**Data listing**
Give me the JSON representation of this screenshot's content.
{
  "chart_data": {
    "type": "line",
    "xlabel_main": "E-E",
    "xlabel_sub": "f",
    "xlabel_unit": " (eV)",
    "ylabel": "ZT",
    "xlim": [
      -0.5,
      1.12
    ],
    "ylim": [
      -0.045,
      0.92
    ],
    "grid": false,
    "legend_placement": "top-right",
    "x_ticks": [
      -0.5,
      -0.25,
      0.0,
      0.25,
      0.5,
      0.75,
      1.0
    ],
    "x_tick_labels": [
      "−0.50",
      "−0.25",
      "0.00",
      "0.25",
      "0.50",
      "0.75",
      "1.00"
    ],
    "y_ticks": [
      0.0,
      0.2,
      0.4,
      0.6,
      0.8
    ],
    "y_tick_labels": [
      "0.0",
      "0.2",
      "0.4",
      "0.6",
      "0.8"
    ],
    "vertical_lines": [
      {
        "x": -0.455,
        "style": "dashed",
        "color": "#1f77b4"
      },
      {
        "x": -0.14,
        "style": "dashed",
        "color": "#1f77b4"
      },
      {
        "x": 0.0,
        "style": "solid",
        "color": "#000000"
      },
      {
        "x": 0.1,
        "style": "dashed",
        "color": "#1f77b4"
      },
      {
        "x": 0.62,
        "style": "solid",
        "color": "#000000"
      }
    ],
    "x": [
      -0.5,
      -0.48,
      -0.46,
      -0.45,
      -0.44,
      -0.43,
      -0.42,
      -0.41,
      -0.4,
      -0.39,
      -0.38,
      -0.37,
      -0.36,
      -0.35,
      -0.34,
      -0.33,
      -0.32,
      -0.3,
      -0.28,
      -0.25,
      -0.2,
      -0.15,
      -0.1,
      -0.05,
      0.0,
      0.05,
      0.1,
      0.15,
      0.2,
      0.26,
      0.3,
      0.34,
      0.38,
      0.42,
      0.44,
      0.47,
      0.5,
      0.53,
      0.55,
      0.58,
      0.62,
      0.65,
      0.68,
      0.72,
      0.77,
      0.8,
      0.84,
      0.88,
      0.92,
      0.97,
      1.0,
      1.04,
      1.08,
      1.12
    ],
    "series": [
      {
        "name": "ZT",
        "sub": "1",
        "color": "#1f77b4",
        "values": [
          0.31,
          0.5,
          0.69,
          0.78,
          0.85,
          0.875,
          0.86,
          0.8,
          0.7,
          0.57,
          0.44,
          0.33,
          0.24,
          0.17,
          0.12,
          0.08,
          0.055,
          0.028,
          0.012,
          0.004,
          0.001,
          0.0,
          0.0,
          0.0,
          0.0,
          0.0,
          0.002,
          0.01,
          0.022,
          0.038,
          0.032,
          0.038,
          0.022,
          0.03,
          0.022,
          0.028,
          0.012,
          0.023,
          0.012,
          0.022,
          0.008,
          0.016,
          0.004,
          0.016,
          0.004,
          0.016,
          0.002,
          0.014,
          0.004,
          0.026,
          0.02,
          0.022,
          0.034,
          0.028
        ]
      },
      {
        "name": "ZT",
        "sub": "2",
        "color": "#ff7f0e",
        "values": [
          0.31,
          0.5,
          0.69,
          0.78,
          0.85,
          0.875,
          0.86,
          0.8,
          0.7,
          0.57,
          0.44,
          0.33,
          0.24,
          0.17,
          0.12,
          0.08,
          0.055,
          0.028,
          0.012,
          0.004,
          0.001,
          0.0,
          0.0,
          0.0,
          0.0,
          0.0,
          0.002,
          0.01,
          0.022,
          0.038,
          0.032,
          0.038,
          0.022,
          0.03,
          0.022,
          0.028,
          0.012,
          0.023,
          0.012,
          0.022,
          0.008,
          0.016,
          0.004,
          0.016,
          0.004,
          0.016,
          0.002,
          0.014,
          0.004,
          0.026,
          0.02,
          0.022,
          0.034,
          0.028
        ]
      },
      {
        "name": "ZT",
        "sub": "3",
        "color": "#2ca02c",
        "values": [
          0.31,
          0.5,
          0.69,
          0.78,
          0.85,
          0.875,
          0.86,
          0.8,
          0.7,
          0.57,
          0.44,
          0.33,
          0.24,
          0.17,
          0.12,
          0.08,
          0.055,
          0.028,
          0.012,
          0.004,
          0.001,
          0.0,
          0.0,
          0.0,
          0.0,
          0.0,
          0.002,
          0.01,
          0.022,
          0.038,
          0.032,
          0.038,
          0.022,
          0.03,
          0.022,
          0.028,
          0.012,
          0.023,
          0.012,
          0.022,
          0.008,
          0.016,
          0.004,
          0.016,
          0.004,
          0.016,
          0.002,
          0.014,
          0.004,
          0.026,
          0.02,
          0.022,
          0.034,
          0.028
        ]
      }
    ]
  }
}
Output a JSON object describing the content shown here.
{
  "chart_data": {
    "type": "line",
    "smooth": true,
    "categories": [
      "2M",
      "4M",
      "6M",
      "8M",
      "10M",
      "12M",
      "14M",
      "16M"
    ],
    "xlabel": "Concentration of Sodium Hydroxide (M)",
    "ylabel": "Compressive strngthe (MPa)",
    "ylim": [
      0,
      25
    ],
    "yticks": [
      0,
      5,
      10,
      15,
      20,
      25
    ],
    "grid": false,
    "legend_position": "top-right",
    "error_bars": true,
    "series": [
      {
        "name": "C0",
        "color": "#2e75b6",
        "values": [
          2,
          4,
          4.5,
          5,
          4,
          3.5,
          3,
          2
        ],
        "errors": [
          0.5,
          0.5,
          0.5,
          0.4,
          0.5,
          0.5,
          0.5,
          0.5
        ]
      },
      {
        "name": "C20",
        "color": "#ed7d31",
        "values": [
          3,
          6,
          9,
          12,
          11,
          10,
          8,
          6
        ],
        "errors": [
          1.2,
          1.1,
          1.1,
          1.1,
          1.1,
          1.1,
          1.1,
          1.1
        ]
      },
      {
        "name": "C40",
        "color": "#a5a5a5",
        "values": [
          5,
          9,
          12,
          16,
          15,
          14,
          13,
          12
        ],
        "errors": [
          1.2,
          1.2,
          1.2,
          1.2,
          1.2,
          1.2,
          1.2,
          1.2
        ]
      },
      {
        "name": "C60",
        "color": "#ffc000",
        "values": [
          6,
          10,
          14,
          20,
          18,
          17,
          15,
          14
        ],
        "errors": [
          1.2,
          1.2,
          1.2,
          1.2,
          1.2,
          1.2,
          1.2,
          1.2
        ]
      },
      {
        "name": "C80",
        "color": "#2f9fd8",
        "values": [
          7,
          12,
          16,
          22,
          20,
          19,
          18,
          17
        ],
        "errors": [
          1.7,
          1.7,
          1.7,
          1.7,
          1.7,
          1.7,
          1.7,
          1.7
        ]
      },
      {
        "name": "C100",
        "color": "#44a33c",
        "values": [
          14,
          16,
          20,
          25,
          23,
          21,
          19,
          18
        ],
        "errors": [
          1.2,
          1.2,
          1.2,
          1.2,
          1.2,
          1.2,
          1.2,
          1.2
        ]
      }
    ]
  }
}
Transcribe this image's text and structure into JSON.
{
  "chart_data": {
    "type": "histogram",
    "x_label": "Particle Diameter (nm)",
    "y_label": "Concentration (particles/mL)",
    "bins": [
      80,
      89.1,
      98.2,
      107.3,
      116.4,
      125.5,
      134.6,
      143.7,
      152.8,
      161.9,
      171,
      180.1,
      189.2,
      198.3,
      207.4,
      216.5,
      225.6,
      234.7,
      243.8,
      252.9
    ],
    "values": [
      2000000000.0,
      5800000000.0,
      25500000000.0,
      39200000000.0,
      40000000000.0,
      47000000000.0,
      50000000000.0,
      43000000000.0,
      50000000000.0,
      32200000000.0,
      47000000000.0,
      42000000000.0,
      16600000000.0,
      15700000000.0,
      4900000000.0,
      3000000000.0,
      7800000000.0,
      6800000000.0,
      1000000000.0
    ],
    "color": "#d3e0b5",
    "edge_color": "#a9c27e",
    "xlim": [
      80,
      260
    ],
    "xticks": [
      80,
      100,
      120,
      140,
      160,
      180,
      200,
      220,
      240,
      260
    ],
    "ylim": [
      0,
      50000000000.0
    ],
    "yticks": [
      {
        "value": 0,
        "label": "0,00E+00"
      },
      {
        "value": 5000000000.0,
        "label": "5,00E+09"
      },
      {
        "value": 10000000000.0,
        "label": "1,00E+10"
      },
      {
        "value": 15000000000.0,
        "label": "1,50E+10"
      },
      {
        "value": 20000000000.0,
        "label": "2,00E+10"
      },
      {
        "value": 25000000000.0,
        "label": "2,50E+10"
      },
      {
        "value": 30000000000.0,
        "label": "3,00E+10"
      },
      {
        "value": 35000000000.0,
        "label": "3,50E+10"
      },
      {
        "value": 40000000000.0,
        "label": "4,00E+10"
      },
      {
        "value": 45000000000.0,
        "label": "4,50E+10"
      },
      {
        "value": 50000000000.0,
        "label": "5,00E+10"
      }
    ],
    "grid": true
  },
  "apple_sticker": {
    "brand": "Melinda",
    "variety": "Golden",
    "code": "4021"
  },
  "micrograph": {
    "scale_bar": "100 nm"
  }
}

---

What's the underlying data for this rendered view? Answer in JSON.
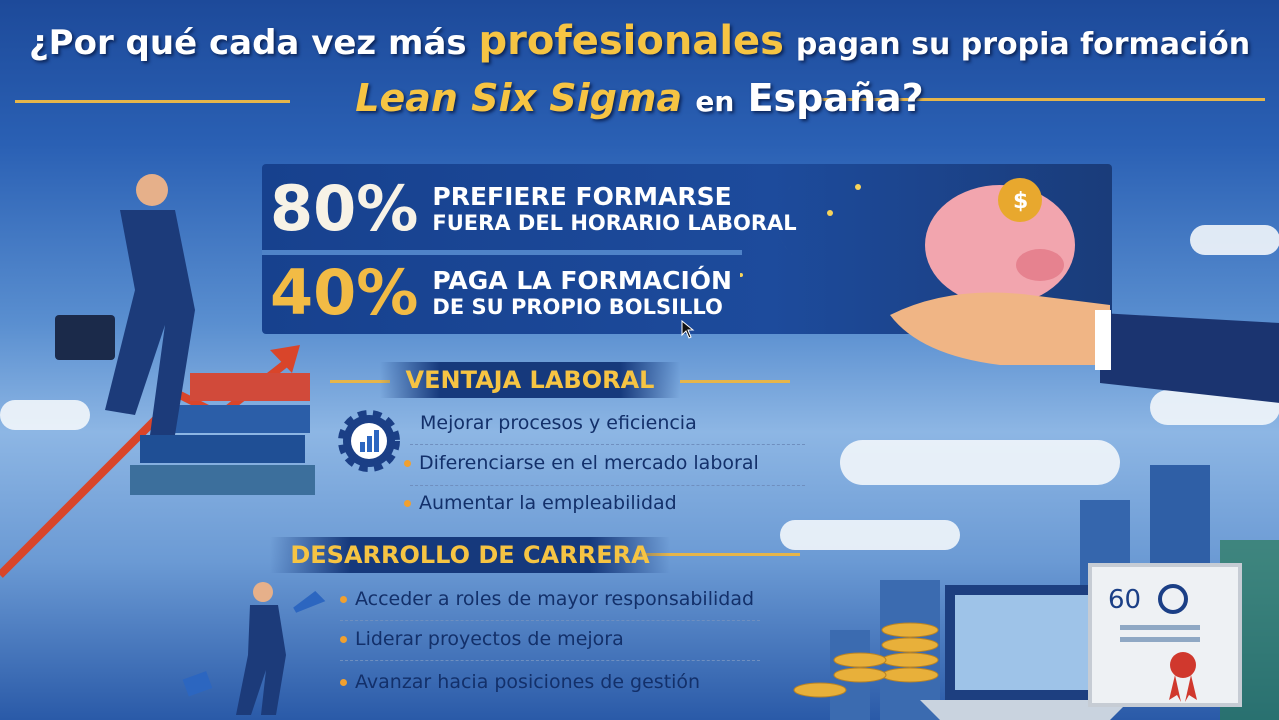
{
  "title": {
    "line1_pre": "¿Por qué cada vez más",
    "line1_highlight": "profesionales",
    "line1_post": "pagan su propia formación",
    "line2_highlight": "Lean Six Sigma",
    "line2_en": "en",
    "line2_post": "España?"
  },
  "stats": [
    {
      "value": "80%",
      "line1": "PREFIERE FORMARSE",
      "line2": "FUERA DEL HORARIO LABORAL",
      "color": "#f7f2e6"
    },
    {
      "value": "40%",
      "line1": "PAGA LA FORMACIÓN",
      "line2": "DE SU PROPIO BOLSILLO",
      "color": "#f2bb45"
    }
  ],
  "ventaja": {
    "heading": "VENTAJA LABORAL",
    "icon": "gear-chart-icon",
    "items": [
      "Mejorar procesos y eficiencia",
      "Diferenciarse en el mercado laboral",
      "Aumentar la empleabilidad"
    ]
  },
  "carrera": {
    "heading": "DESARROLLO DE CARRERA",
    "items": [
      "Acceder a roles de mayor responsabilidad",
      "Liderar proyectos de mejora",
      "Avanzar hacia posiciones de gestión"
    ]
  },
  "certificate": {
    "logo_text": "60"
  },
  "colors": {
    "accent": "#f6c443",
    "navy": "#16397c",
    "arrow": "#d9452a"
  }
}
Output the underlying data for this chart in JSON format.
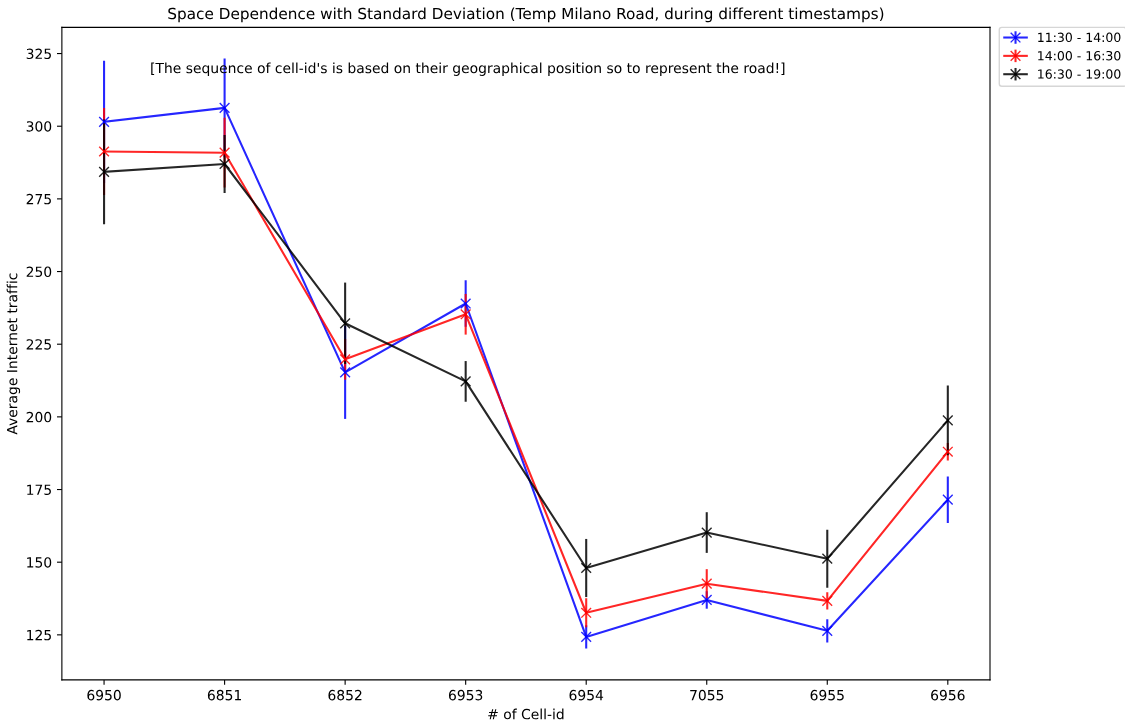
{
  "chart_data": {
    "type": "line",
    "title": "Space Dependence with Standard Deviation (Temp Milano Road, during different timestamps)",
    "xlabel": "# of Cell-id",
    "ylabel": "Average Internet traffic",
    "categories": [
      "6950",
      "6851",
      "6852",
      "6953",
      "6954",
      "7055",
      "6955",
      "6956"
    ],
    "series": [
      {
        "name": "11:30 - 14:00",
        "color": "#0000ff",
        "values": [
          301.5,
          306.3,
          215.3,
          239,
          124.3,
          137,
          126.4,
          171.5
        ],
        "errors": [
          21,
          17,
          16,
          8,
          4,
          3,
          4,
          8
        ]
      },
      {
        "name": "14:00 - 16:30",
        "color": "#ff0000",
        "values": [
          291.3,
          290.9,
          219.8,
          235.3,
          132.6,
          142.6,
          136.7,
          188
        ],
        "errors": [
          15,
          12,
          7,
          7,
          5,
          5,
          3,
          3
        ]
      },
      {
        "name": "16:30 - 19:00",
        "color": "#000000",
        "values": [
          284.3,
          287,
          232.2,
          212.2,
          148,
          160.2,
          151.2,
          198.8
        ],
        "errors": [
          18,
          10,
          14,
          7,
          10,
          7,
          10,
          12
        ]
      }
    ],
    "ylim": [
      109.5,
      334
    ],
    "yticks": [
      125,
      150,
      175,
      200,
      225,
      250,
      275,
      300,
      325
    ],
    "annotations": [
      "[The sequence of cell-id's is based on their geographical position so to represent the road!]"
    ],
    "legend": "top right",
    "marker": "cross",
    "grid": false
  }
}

**Written exercise**
Select every line of the records holding the string "JSON".

**Task answer**
Give me the JSON representation of this screenshot's content.
Output a JSON object describing the content shown here.
Transcribe this image's text and structure into JSON.
What's the underlying data for this rendered view? Answer in JSON.
Output the underlying data for this chart in JSON format.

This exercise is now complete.